In the entries below, identify every line with the string "strength" and copy it.

§ §

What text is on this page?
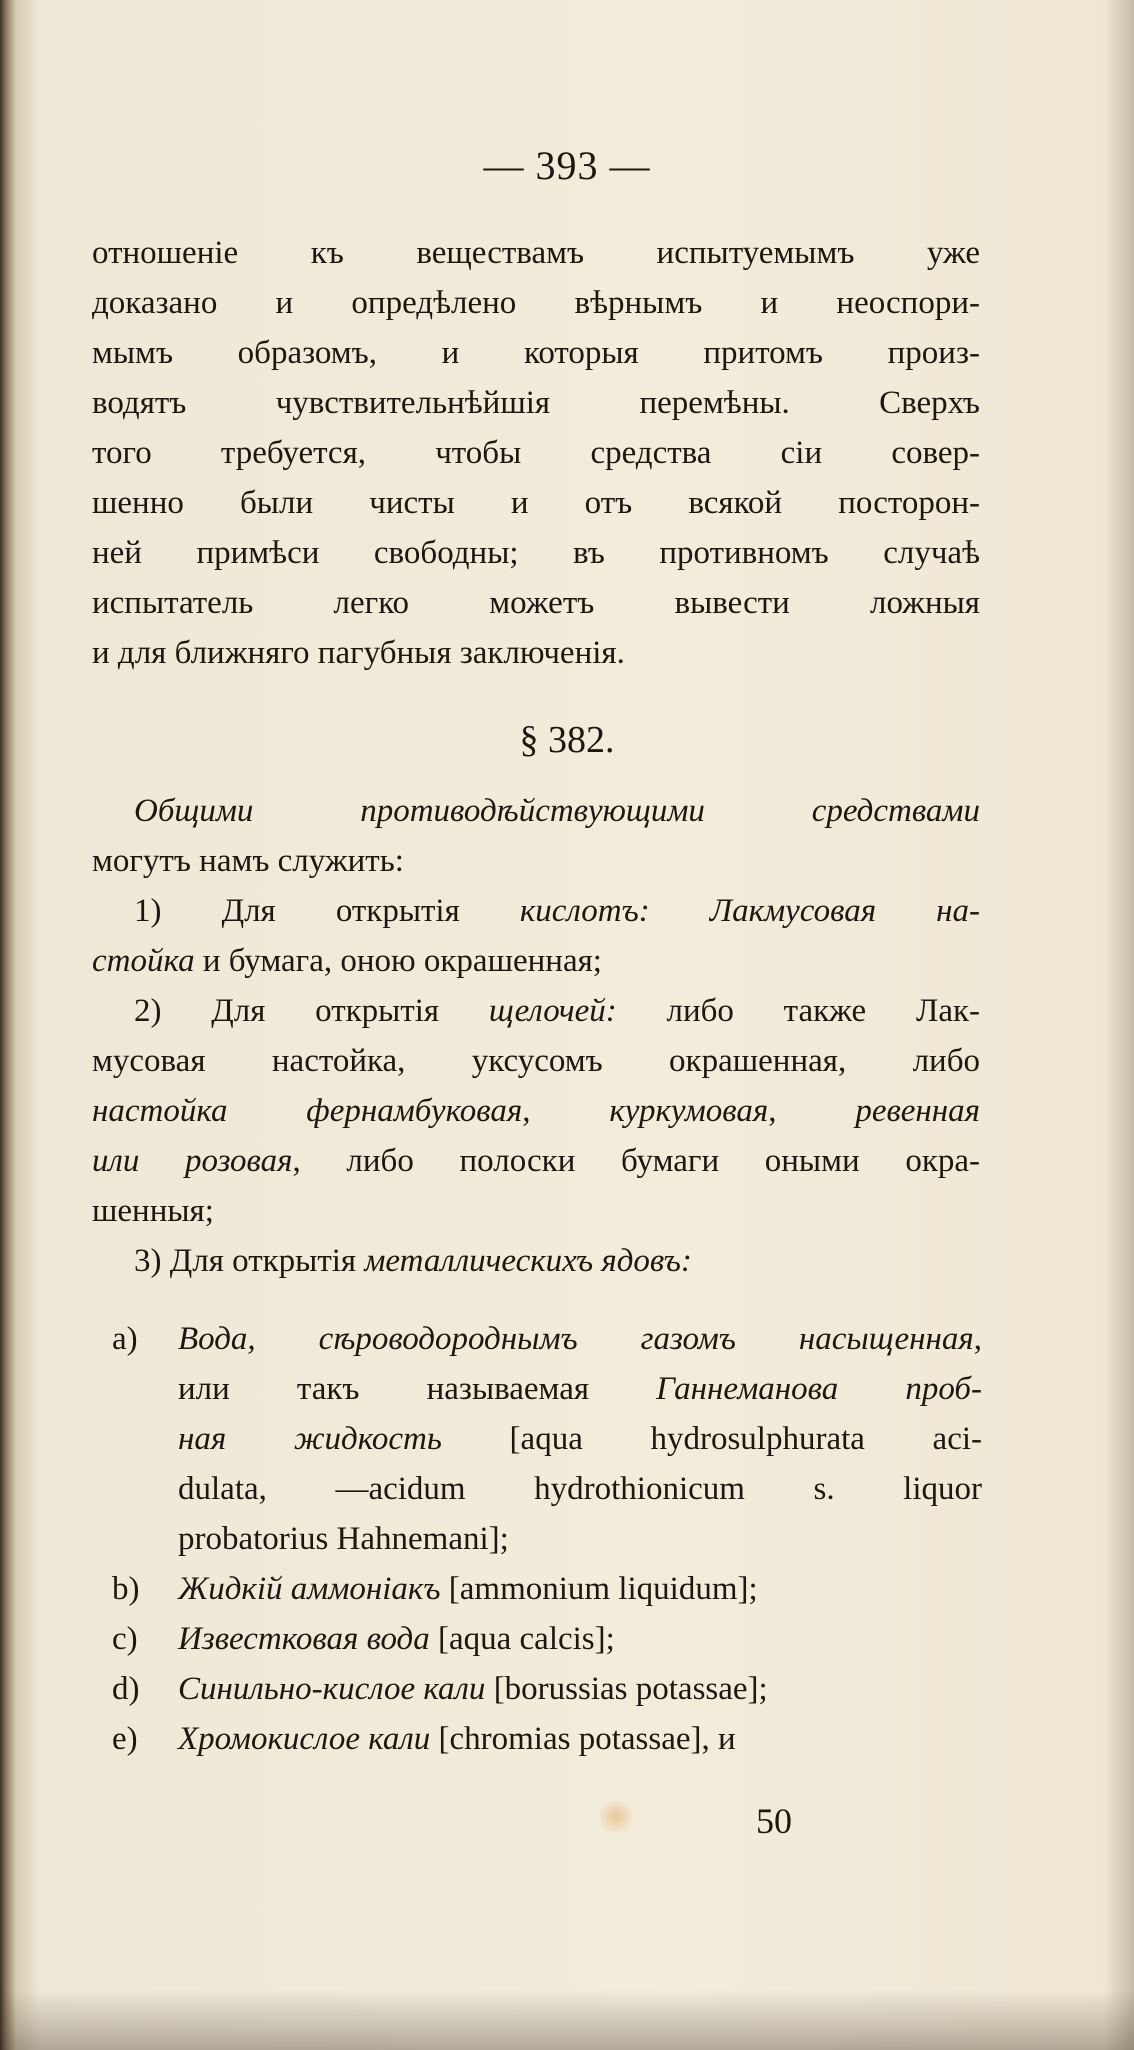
— 393 —
отношеніе къ веществамъ испытуемымъ уже
доказано и опредѣлено вѣрнымъ и неоспори-
мымъ образомъ, и которыя притомъ произ-
водятъ чувствительнѣйшія перемѣны. Сверхъ
того требуется, чтобы средства сіи совер-
шенно были чисты и отъ всякой посторон-
ней примѣси свободны; въ противномъ случаѣ
испытатель легко можетъ вывести ложныя
и для ближняго пагубныя заключенія.
§ 382.
Общими противодѣйствующими средствами
могутъ намъ служить:
1) Для открытія кислотъ: Лакмусовая на-
стойка и бумага, оною окрашенная;
2) Для открытія щелочей: либо также Лак-
мусовая настойка, уксусомъ окрашенная, либо
настойка фернамбуковая, куркумовая, ревенная
или розовая, либо полоски бумаги оными окра-
шенныя;
3) Для открытія металлическихъ ядовъ:
a)	Вода, сѣроводороднымъ газомъ насыщенная,
или такъ называемая Ганнеманова проб-
ная жидкость [aqua hydrosulphurata aci-
dulata, —acidum hydrothionicum s. liquor
probatorius Hahnemani];
b)	Жидкій аммоніакъ [ammonium liquidum];
c)	Известковая вода [aqua calcis];
d)	Синильно-кислое кали [borussias potassae];
e)	Хромокислое кали [chromias potassae], и
50
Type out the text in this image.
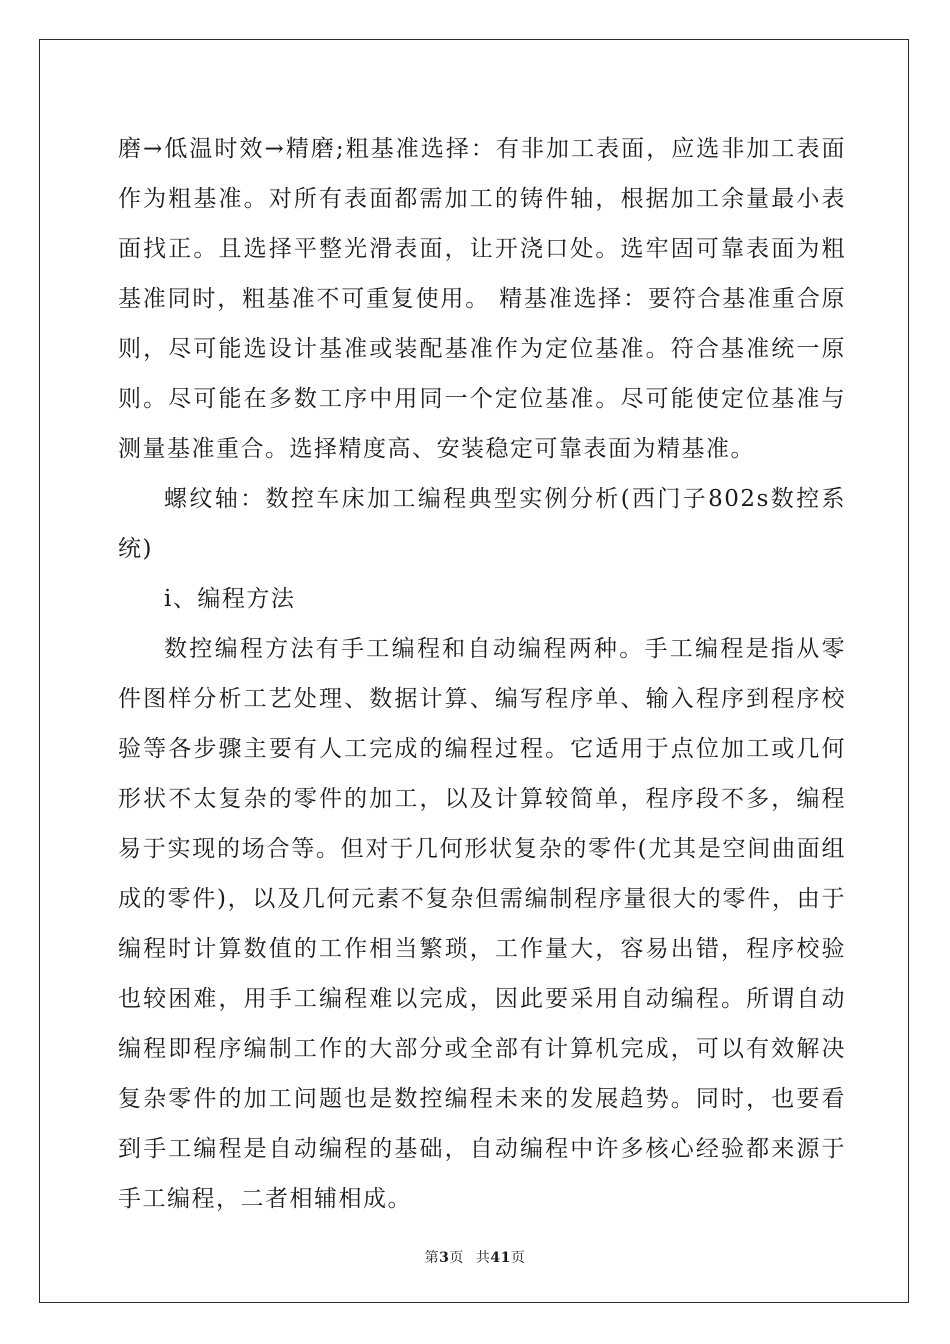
磨→低温时效→精磨;粗基准选择：有非加工表面，应选非加工表面作为粗基准。对所有表面都需加工的铸件轴，根据加工余量最小表面找正。且选择平整光滑表面，让开浇口处。选牢固可靠表面为粗基准同时，粗基准不可重复使用。 精基准选择：要符合基准重合原则，尽可能选设计基准或装配基准作为定位基准。符合基准统一原则。尽可能在多数工序中用同一个定位基准。尽可能使定位基准与测量基准重合。选择精度高、安装稳定可靠表面为精基准。

螺纹轴：数控车床加工编程典型实例分析(西门子802s数控系统)

ⅰ、编程方法

数控编程方法有手工编程和自动编程两种。手工编程是指从零件图样分析工艺处理、数据计算、编写程序单、输入程序到程序校验等各步骤主要有人工完成的编程过程。它适用于点位加工或几何形状不太复杂的零件的加工，以及计算较简单，程序段不多，编程易于实现的场合等。但对于几何形状复杂的零件(尤其是空间曲面组成的零件)，以及几何元素不复杂但需编制程序量很大的零件，由于编程时计算数值的工作相当繁琐，工作量大，容易出错，程序校验也较困难，用手工编程难以完成，因此要采用自动编程。所谓自动编程即程序编制工作的大部分或全部有计算机完成，可以有效解决复杂零件的加工问题也是数控编程未来的发展趋势。同时，也要看到手工编程是自动编程的基础，自动编程中许多核心经验都来源于手工编程，二者相辅相成。

第3页 共41页
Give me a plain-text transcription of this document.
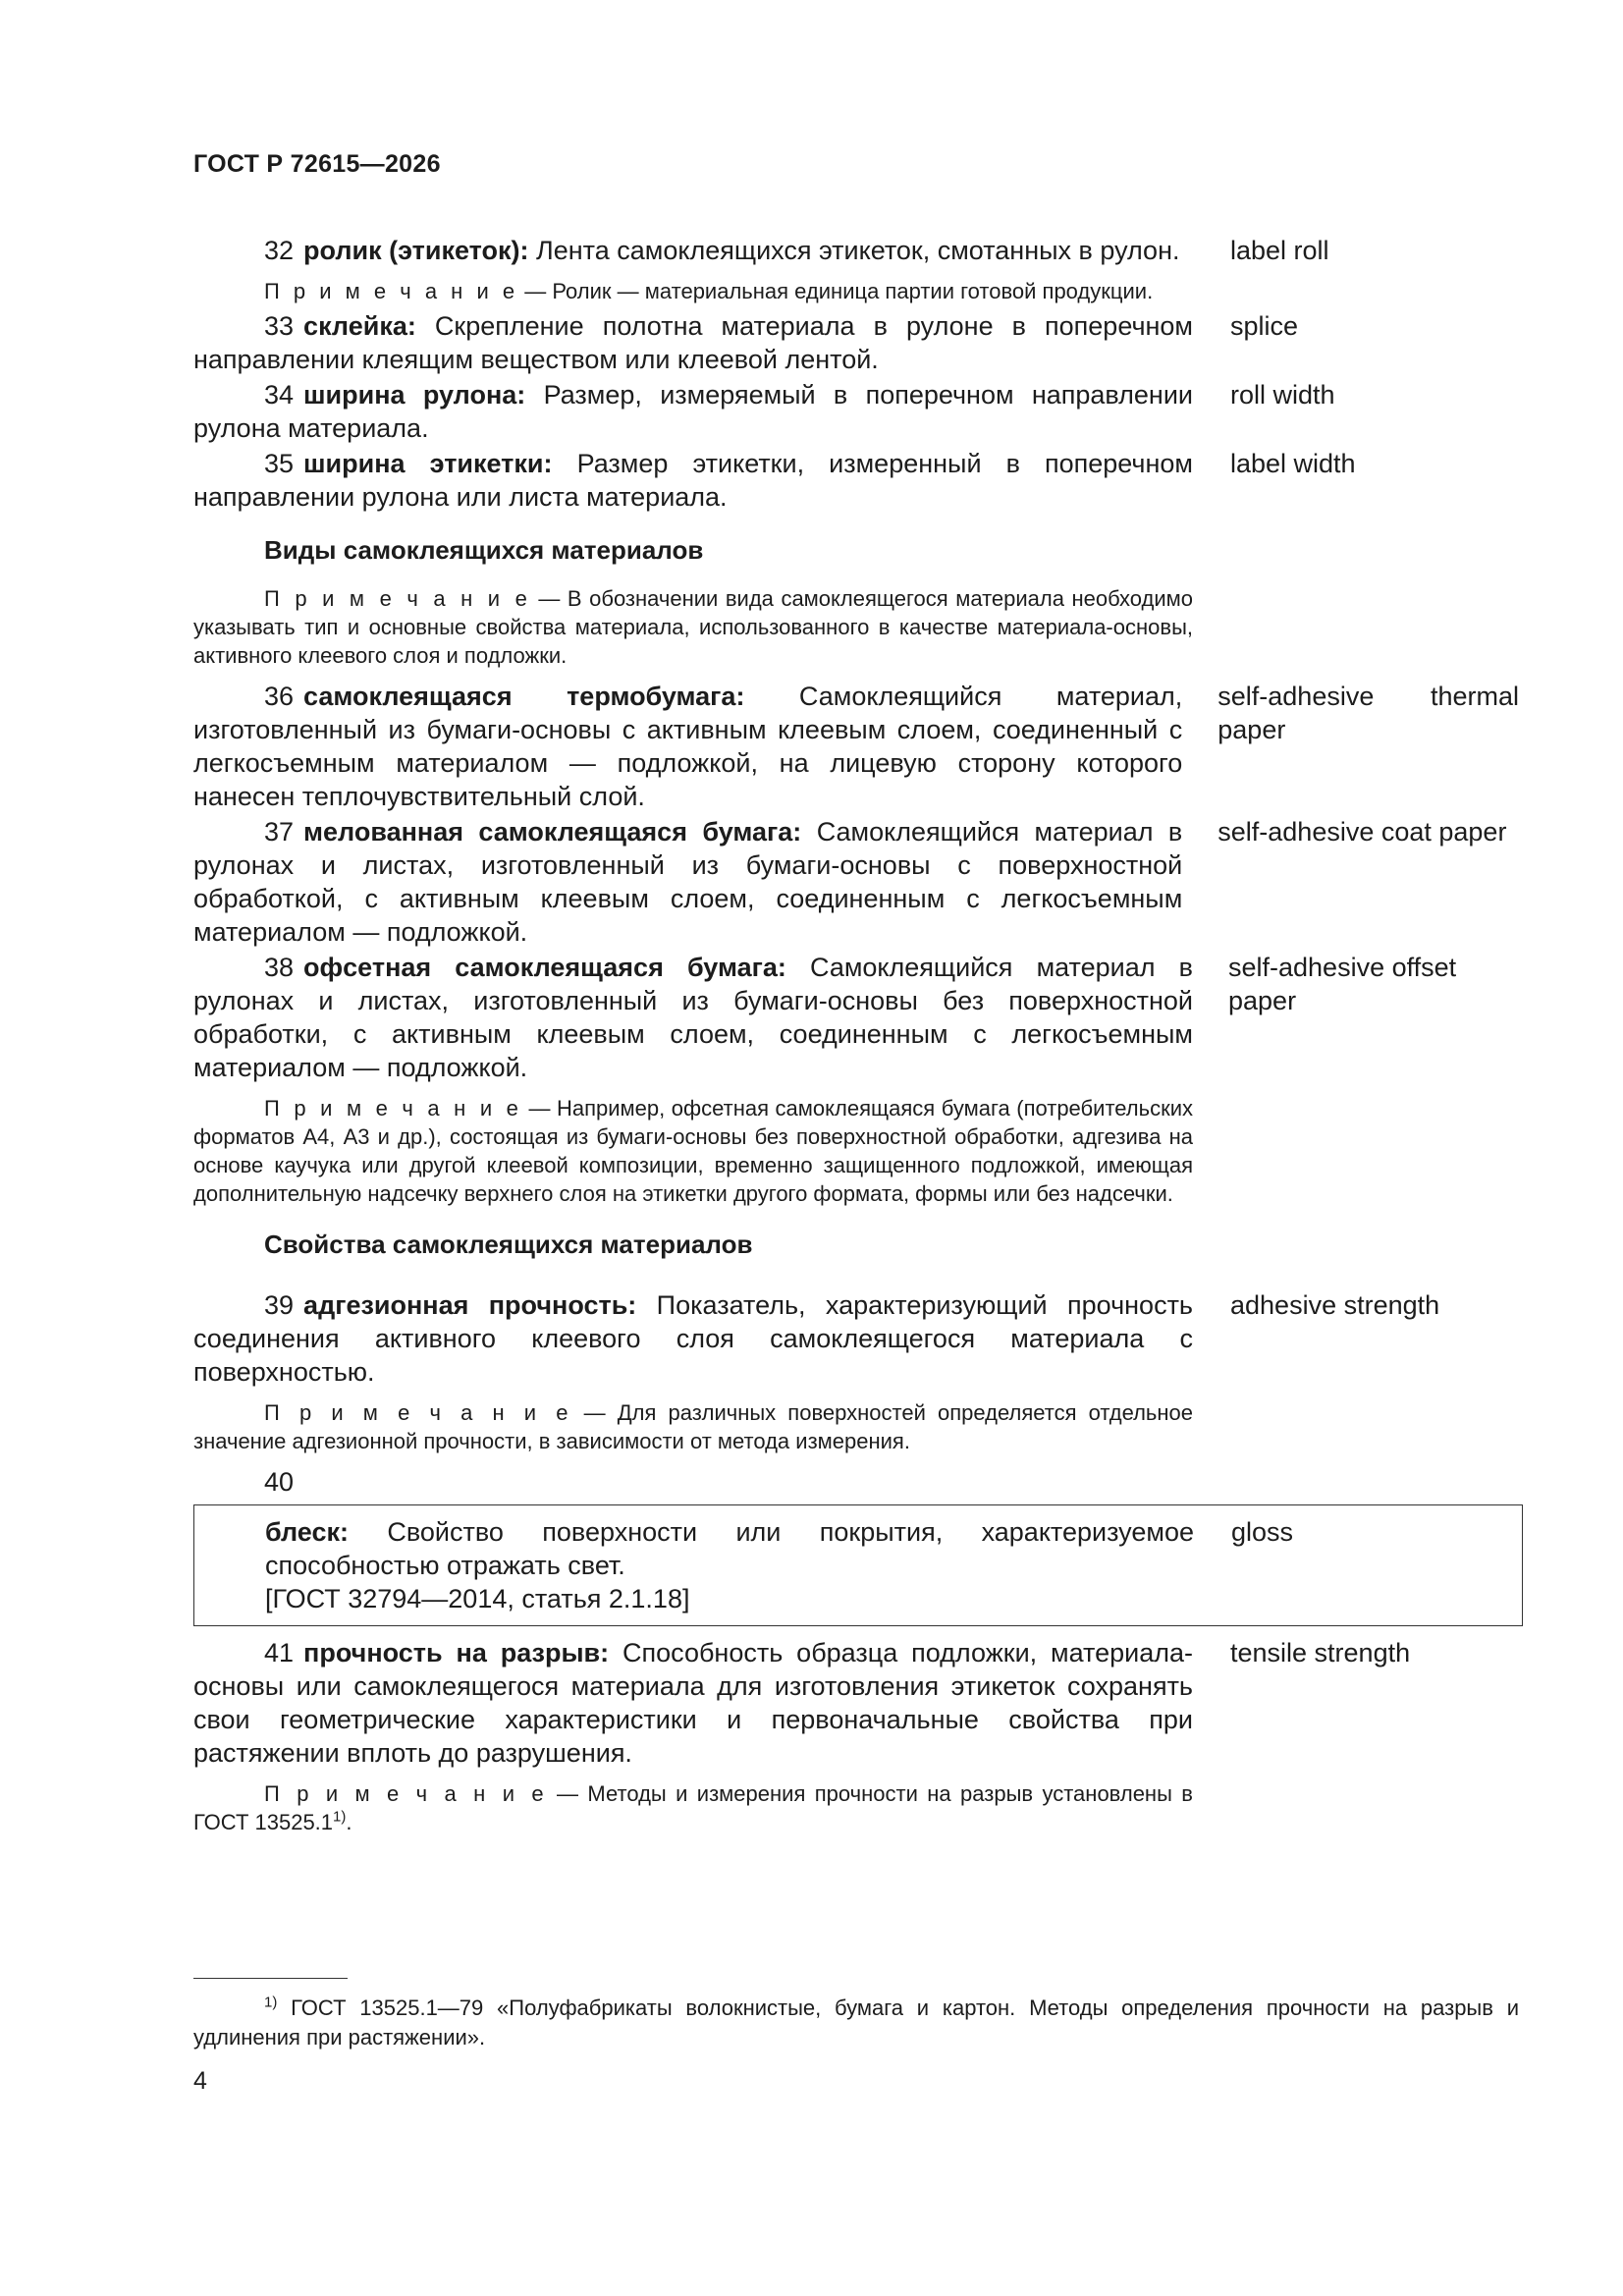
ГОСТ Р 72615—2026
32 ролик (этикеток): Лента самоклеящихся этикеток, смотанных в рулон.	label roll
П р и м е ч а н и е — Ролик — материальная единица партии готовой продукции.
33 склейка: Скрепление полотна материала в рулоне в поперечном направлении клеящим веществом или клеевой лентой.
splice
34 ширина рулона: Размер, измеряемый в поперечном направлении рулона материала.
roll width
35 ширина этикетки: Размер этикетки, измеренный в поперечном направлении рулона или листа материала.
label width
Виды самоклеящихся материалов
П р и м е ч а н и е — В обозначении вида самоклеящегося материала необходимо указывать тип и основные свойства материала, использованного в качестве материала-основы, активного клеевого слоя и подложки.
36 самоклеящаяся термобумага: Самоклеящийся материал, изготовленный из бумаги-основы с активным клеевым слоем, соединенный с легкосъемным материалом — подложкой, на лицевую сторону которого нанесен теплочувствительный слой.
self-adhesive thermal
paper
37 мелованная самоклеящаяся бумага: Самоклеящийся материал в рулонах и листах, изготовленный из бумаги-основы с поверхностной обработкой, с активным клеевым слоем, соединенным с легкосъемным материалом — подложкой.
self-adhesive coat paper
38 офсетная самоклеящаяся бумага: Самоклеящийся материал в рулонах и листах, изготовленный из бумаги-основы без поверхностной обработки, с активным клеевым слоем, соединенным с легкосъемным материалом — подложкой.
self-adhesive offset paper
П р и м е ч а н и е — Например, офсетная самоклеящаяся бумага (потребительских форматов А4, А3 и др.), состоящая из бумаги-основы без поверхностной обработки, адгезива на основе каучука или другой клеевой композиции, временно защищенного подложкой, имеющая дополнительную надсечку верхнего слоя на этикетки другого формата, формы или без надсечки.
Свойства самоклеящихся материалов
39 адгезионная прочность: Показатель, характеризующий прочность соединения активного клеевого слоя самоклеящегося материала с поверхностью.
adhesive strength
П р и м е ч а н и е — Для различных поверхностей определяется отдельное значение адгезионной прочности, в зависимости от метода измерения.
40
блеск: Свойство поверхности или покрытия, характеризуемое способностью отражать свет.
[ГОСТ 32794—2014, статья 2.1.18]
gloss
41 прочность на разрыв: Способность образца подложки, материала-основы или самоклеящегося материала для изготовления этикеток сохранять свои геометрические характеристики и первоначальные свойства при растяжении вплоть до разрушения.
tensile strength
П р и м е ч а н и е — Методы и измерения прочности на разрыв установлены в ГОСТ 13525.1$^{1)}$.
$^{1)}$ ГОСТ 13525.1—79 «Полуфабрикаты волокнистые, бумага и картон. Методы определения прочности на разрыв и удлинения при растяжении».
4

§ §

**REPLY TO THE EXERCISE:**
adhesive strength
tensile strength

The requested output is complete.